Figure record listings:
○ ○ ○ ○ ○ ○ ○

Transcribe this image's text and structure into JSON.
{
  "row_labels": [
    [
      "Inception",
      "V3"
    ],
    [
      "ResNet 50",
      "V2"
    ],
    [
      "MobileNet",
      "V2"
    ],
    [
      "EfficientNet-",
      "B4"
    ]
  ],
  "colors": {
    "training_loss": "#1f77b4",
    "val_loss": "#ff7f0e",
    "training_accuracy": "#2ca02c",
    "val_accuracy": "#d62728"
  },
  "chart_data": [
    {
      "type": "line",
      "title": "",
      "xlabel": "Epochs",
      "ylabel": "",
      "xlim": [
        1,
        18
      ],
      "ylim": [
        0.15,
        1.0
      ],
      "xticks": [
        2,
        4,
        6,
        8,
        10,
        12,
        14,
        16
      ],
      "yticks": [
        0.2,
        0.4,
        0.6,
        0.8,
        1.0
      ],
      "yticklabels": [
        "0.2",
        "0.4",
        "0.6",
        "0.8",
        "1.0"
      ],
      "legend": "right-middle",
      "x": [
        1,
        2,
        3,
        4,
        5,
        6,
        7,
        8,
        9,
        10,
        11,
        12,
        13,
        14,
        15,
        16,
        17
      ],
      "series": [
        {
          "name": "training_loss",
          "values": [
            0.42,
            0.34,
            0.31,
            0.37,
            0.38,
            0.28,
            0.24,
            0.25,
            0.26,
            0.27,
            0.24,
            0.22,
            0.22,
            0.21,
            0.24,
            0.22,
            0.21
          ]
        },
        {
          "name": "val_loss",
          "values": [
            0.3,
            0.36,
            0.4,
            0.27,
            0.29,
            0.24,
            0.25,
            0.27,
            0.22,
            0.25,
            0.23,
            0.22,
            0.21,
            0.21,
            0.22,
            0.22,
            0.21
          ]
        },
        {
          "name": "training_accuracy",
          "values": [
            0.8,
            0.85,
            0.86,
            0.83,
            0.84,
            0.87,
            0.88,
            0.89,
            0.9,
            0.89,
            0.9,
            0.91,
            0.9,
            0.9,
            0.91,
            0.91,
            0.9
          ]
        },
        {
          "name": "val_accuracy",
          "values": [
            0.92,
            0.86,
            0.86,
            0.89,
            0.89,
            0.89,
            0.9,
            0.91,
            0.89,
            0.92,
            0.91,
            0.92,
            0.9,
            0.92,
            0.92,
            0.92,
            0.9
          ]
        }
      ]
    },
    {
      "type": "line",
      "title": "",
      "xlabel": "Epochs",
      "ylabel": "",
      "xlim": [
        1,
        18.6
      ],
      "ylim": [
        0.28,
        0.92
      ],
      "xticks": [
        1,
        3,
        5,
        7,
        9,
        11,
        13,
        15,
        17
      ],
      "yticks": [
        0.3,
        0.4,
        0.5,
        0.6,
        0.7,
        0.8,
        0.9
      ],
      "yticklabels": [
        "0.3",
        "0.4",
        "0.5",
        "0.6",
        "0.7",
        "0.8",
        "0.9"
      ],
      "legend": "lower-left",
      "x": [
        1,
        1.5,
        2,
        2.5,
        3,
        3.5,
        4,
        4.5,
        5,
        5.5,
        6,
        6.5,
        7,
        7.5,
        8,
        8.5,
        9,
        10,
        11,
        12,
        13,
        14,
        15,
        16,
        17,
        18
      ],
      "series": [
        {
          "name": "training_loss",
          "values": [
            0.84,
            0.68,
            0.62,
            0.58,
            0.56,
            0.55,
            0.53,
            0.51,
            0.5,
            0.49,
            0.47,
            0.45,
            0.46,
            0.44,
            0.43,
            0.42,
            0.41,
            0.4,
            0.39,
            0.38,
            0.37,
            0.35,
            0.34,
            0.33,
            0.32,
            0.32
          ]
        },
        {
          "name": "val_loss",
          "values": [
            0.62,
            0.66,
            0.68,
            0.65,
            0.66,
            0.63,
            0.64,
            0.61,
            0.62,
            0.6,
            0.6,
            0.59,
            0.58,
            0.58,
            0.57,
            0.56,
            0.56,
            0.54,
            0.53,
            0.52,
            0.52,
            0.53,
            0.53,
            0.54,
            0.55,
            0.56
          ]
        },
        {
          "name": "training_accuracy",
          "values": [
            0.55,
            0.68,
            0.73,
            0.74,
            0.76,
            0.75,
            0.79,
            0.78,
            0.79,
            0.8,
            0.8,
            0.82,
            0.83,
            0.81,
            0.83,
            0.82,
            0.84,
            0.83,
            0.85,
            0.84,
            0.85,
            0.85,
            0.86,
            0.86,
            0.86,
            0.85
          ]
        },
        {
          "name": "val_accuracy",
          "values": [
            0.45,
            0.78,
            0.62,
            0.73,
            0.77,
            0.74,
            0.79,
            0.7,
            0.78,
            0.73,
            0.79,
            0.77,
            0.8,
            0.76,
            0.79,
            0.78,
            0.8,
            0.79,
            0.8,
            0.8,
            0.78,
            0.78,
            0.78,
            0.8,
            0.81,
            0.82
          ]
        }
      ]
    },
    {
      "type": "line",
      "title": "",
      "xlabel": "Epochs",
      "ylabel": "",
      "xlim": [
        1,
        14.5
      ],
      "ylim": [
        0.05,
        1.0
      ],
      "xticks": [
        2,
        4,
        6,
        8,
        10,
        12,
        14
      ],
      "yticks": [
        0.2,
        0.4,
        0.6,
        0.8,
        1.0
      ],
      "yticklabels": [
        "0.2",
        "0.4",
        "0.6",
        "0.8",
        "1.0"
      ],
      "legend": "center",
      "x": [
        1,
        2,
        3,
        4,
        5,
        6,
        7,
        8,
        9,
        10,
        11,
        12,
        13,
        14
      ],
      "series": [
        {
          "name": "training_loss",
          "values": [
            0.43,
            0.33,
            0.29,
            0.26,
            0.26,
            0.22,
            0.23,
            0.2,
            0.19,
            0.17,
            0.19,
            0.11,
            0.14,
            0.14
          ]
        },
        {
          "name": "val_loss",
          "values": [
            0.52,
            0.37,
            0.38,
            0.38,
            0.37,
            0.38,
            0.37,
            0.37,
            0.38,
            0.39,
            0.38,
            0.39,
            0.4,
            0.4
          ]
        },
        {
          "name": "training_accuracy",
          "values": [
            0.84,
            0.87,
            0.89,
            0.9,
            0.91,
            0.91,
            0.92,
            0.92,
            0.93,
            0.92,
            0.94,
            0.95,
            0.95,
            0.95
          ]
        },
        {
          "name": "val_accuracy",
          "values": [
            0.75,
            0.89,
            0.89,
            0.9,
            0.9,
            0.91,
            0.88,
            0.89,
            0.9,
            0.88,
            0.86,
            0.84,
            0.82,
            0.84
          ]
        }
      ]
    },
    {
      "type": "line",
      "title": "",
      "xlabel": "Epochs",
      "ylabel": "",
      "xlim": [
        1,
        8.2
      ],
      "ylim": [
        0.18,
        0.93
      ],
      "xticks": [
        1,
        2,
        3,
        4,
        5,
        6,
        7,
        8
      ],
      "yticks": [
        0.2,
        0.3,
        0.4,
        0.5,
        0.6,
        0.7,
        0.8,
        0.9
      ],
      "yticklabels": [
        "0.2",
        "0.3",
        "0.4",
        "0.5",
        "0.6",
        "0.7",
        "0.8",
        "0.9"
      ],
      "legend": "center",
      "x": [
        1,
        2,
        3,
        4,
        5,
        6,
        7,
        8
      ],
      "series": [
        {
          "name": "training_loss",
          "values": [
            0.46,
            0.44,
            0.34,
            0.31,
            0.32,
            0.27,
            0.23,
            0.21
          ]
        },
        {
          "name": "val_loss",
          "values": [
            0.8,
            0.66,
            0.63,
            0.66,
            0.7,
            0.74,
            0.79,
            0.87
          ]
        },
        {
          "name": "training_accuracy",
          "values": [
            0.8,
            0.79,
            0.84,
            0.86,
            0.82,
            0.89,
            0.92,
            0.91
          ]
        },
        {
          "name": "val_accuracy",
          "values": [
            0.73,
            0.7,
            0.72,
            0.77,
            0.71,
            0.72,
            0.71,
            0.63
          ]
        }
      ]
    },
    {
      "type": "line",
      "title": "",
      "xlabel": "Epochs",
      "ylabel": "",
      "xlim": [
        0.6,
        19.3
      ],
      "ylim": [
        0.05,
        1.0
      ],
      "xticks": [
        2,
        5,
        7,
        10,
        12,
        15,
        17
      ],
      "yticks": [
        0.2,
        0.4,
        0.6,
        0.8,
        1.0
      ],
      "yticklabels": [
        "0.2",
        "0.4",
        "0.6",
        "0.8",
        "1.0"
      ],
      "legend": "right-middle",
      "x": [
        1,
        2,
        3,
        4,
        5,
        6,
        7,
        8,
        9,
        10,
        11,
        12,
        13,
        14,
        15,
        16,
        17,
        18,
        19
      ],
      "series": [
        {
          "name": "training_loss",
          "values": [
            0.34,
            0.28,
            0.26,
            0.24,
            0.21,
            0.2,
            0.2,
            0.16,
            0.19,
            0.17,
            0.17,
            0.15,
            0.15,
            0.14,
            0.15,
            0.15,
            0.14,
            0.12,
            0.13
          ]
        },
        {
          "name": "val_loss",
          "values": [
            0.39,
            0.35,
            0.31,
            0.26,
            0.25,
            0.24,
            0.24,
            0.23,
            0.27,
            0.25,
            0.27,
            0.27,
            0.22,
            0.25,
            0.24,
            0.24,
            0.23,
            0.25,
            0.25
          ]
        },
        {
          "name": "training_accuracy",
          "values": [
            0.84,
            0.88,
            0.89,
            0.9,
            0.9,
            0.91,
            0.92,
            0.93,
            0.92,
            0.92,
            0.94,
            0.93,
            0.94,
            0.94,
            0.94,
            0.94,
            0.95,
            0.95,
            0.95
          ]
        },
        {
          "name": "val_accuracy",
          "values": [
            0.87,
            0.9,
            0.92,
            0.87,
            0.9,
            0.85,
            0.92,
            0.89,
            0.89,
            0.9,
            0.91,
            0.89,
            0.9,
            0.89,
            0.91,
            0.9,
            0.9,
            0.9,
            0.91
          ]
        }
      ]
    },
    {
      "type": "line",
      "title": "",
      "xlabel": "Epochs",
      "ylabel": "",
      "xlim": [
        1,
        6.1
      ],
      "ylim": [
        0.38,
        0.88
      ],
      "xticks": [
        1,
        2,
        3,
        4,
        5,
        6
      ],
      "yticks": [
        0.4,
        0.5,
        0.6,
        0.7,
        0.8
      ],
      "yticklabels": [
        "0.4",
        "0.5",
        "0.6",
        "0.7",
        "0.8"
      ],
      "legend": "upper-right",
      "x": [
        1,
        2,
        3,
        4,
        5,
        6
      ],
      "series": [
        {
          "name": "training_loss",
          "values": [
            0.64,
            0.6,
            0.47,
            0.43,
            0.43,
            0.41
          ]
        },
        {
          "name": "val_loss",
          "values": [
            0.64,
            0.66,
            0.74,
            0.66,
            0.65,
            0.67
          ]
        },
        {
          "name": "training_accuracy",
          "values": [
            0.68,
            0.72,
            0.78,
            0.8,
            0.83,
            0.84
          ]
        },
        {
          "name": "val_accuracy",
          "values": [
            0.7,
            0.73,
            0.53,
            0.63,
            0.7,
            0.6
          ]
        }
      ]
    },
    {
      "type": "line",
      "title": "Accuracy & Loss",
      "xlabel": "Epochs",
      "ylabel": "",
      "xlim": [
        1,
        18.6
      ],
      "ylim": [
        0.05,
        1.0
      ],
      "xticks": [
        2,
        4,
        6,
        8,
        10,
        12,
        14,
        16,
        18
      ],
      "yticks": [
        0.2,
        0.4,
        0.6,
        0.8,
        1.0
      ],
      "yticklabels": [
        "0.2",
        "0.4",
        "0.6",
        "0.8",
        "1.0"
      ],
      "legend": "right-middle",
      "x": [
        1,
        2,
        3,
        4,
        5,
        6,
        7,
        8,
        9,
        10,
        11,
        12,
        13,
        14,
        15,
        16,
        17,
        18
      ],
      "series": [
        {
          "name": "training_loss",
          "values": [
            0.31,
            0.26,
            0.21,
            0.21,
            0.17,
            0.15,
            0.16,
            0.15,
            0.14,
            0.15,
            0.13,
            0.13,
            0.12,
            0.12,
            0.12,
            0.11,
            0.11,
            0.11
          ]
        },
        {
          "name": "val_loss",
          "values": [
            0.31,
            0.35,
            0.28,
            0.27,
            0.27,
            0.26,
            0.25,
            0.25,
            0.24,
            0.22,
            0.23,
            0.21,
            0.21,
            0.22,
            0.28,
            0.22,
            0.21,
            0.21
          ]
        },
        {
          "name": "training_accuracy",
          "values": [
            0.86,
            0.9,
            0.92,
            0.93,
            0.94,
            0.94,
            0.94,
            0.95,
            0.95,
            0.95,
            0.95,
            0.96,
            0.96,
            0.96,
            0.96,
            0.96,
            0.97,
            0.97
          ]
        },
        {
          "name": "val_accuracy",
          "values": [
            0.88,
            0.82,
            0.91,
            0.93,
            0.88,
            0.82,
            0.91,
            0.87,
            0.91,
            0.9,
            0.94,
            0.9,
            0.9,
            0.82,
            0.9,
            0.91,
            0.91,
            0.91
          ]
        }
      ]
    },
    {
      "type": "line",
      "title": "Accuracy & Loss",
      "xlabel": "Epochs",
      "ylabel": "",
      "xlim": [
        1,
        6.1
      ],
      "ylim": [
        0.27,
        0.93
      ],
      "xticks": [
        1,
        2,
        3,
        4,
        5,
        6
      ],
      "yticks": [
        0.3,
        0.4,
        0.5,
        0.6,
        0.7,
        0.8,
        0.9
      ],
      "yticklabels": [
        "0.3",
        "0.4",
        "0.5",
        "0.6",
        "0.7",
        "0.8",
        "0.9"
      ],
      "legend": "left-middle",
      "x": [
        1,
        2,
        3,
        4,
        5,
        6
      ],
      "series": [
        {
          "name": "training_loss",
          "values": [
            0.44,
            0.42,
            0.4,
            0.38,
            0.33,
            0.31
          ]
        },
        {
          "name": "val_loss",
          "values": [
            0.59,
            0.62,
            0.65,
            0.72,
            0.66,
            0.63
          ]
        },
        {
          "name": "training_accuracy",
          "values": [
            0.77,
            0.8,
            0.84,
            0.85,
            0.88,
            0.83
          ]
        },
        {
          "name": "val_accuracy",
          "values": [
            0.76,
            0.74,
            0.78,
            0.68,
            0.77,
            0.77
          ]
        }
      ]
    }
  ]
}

○ ○ ○ ○ ○ ○ ○

### Stated exercise
Report only the number of lines that hold the string "left" in this listing.

### Solution for this problem
2